PASSAGE PROVIDED =
************

The Feynman diagram calculations, which are a graphical representation of the perturbation theory approximation, invoke "force mediating particles", and when applied to analyze high-energy scattering experiments are in reasonable agreement with the data. However, perturbation theory (and with it the concept of a "force-mediating particle") fails in other situations. These include low-energy quantum chromodynamics, bound states, and solitons. The interactions between all the particles described by the Standard Model are summarized by the diagrams on the right of this section.

************

STATED PROBLEM A = In the passage on Feynman diagrams, what do Feynman diagram calculations graphically represent?
STATED PROBLEM B = List every situation in which the passage on Feynman diagrams says perturbation theory fails.
STATED PROBLEM C = According to the passage on Feynman diagrams, why does the concept of a "force-mediating particle" fail in certain situations?
The items that follow come from a separate source.

EXTRACTED INFORMATION =
************

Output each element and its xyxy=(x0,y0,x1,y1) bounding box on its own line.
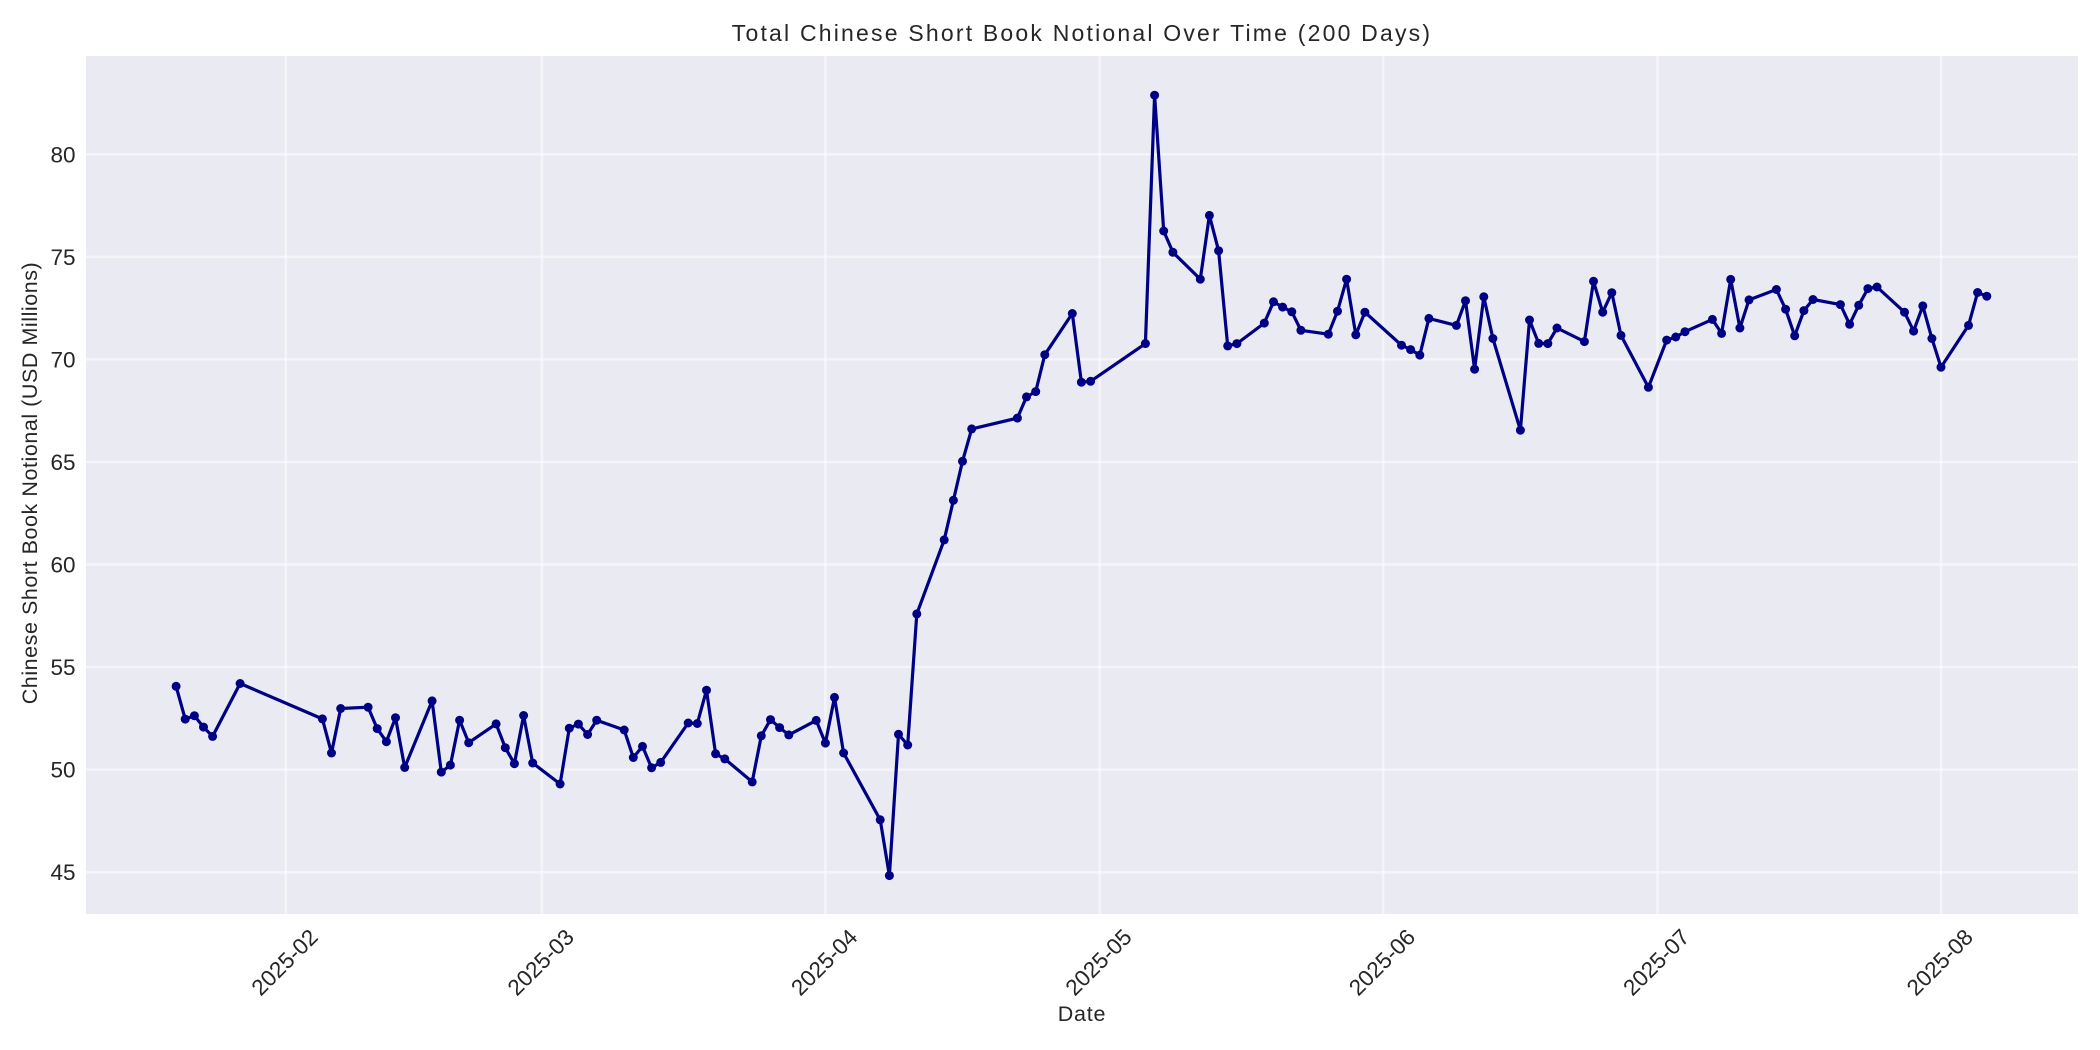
svg-text:Chinese Short Book Notional (U: Chinese Short Book Notional (USD Million… xyxy=(18,262,42,705)
svg-text:Total Chinese Short Book Notio: Total Chinese Short Book Notional Over T… xyxy=(732,20,1432,46)
svg-text:75: 75 xyxy=(50,245,75,270)
svg-text:50: 50 xyxy=(50,758,75,783)
svg-text:55: 55 xyxy=(50,655,75,680)
svg-text:60: 60 xyxy=(50,553,75,578)
svg-text:65: 65 xyxy=(50,450,75,475)
svg-text:80: 80 xyxy=(50,142,75,167)
svg-text:70: 70 xyxy=(50,347,75,372)
svg-text:Date: Date xyxy=(1058,1002,1107,1026)
svg-text:45: 45 xyxy=(50,860,75,885)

************

EXPECTED ANSWER A = The perturbation theory approximation.

EXPECTED ANSWER B = Low-energy quantum chromodynamics, bound states, and solitons.

EXPECTED ANSWER C = The concept comes with perturbation theory, which the Feynman diagram calculations represent. Where perturbation theory fails, the idea of a force-mediating particle fails as well.